Saved entries:

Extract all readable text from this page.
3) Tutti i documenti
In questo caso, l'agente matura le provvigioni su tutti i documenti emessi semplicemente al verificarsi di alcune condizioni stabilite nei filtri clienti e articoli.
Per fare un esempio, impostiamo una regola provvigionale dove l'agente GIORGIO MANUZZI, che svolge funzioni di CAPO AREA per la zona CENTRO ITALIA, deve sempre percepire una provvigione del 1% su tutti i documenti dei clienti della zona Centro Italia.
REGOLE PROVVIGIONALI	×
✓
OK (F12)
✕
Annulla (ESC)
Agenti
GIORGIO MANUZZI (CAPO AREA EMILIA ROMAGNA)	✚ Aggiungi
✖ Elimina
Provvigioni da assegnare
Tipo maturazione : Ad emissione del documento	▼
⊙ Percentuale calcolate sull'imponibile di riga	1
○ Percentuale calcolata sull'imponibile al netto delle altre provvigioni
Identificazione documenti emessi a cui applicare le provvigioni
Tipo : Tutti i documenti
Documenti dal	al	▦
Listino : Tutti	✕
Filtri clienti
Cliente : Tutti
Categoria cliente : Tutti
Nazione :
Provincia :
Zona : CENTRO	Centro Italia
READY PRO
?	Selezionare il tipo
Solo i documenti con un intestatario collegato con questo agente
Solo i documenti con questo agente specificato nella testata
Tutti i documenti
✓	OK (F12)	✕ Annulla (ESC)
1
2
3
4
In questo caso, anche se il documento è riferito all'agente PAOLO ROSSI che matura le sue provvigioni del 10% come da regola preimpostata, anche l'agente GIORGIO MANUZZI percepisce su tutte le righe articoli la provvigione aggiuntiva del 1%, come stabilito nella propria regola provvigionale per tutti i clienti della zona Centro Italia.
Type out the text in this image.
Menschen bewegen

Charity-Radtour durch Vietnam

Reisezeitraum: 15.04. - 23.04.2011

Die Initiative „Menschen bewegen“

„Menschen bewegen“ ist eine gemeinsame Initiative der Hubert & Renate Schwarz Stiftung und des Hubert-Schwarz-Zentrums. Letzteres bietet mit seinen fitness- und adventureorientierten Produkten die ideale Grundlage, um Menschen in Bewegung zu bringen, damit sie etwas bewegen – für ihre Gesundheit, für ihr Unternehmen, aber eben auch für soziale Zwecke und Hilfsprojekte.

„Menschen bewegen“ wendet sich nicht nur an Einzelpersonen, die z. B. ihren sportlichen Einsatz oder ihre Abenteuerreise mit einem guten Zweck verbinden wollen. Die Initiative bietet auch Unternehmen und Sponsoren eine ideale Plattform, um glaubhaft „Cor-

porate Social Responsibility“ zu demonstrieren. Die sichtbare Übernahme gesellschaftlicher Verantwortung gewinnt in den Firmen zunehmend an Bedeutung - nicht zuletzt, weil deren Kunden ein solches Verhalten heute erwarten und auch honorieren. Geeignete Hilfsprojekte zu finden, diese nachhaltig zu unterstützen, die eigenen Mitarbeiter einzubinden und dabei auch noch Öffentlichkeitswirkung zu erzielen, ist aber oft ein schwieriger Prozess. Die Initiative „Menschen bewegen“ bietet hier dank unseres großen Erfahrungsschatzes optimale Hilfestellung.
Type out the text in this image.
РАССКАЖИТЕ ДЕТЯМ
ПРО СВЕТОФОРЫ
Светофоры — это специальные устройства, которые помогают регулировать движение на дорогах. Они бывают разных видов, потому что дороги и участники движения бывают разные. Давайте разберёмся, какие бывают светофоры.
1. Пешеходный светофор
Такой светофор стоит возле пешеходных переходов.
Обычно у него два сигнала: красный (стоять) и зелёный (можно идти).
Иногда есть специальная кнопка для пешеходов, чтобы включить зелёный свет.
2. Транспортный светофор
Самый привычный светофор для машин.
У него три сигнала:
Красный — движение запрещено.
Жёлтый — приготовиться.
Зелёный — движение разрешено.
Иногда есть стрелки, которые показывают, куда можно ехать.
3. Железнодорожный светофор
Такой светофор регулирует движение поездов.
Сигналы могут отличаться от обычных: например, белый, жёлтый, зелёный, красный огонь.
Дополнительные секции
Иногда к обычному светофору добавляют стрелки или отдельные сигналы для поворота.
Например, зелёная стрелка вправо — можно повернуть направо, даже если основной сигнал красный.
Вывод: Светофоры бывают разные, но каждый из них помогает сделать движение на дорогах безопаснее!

## [Description of the task]
List the lines of the entries that include "Solo".

## [Exercise output]
Solo i documenti con un intestatario collegato con questo agente
Solo i documenti con questo agente specificato nella testata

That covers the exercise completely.